Number of people killed by nuclear accidents in Germany: 0
Number of people killed by pollution in Germany: 29,000 every year
The Greens: Nuclear energy kills (an actual slogan), let's mine more coal instead!

Lützerath: How Germany's energy crisis reignited coal
Quote
Lützerath has been occupied by protesters since 2020, when plans emerged to demolish the village and dig up the brown coal — or lignite — beneath it. Since the end of World War II, around 300 towns in Germany have been demolished for lignite mining, causing more than 120,000 people to be resettled.

But attempts to save Lützerath got more complicated after Russia's invasion of Ukraine triggered an energy crisis in Europe. Cut off from Russian natural gas, Germany has scrambled to secure an alternative energy supply. That included crawling back to its homegrown coal industry. This year, the government has moved to bring around a dozen plants back on the grid, and extended the lifespan of several that were meant to be shuttered.

REQUIREMENTS:
a. Extract the passage of the Lützerath excerpt starting at "Number of people killed by nuclear" and ending at "to be resettled.".
b. Answer these from the Lützerath excerpt:
(i) How many people does it say are killed by pollution in Germany?
(ii) Since what year has Lützerath been occupied by protesters?
(iii) About how many towns in Germany have been demolished for lignite mining since the end of World War II?
Only the Lützerath excerpt is needed to respond.

Element placement data:
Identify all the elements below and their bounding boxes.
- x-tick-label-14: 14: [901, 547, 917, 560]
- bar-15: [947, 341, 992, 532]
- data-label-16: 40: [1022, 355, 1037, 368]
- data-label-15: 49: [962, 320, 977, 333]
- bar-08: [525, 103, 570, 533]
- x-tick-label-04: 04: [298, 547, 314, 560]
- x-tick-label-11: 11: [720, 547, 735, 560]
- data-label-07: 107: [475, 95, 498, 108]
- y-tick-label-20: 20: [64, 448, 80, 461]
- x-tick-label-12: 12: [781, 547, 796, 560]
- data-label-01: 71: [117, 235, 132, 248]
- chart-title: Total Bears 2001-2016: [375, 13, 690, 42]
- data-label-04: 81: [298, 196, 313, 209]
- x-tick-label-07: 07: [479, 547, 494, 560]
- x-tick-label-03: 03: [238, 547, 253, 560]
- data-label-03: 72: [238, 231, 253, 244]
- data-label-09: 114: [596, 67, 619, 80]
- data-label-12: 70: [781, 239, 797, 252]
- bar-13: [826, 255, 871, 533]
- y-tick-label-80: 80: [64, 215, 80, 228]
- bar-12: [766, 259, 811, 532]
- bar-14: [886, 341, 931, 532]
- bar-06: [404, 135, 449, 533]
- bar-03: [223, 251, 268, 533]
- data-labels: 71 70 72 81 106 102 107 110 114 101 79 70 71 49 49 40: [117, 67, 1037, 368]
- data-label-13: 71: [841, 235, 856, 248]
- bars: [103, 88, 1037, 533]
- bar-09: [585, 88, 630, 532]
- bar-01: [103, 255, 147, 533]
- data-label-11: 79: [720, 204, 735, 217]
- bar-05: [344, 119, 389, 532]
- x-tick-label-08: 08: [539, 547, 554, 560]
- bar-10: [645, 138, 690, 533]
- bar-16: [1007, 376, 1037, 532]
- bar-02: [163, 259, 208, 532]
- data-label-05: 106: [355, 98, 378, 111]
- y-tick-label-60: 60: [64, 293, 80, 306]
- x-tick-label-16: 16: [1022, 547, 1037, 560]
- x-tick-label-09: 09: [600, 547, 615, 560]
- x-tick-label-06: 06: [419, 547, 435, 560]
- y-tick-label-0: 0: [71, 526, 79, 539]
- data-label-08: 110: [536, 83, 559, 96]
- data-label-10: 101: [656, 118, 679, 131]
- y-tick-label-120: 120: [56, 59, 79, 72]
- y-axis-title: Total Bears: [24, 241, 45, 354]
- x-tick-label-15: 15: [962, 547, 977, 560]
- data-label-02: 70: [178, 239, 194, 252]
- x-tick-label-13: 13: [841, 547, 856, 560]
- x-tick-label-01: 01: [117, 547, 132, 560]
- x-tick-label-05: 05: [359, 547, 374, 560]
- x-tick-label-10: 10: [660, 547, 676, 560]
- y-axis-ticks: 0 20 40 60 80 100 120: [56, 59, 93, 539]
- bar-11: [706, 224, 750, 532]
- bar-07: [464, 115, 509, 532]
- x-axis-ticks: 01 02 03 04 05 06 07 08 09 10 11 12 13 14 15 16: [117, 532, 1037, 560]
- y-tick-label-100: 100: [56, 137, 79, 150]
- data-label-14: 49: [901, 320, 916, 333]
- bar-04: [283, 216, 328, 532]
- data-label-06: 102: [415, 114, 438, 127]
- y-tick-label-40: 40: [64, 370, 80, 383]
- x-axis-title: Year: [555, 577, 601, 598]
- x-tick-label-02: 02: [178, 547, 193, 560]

THE SOLUTIONS:
a.
Number of people killed by nuclear accidents in Germany: 0
Number of people killed by pollution in Germany: 29,000 every year
The Greens: Nuclear energy kills (an actual slogan), let's mine more coal instead!

Lützerath: How Germany's energy crisis reignited coal
Quote
Lützerath has been occupied by protesters since 2020, when plans emerged to demolish the village and dig up the brown coal — or lignite — beneath it. Since the end of World War II, around 300 towns in Germany have been demolished for lignite mining, causing more than 120,000 people to be resettled.

b.
(i) 29,000 every year
(ii) 2020
(iii) Around 300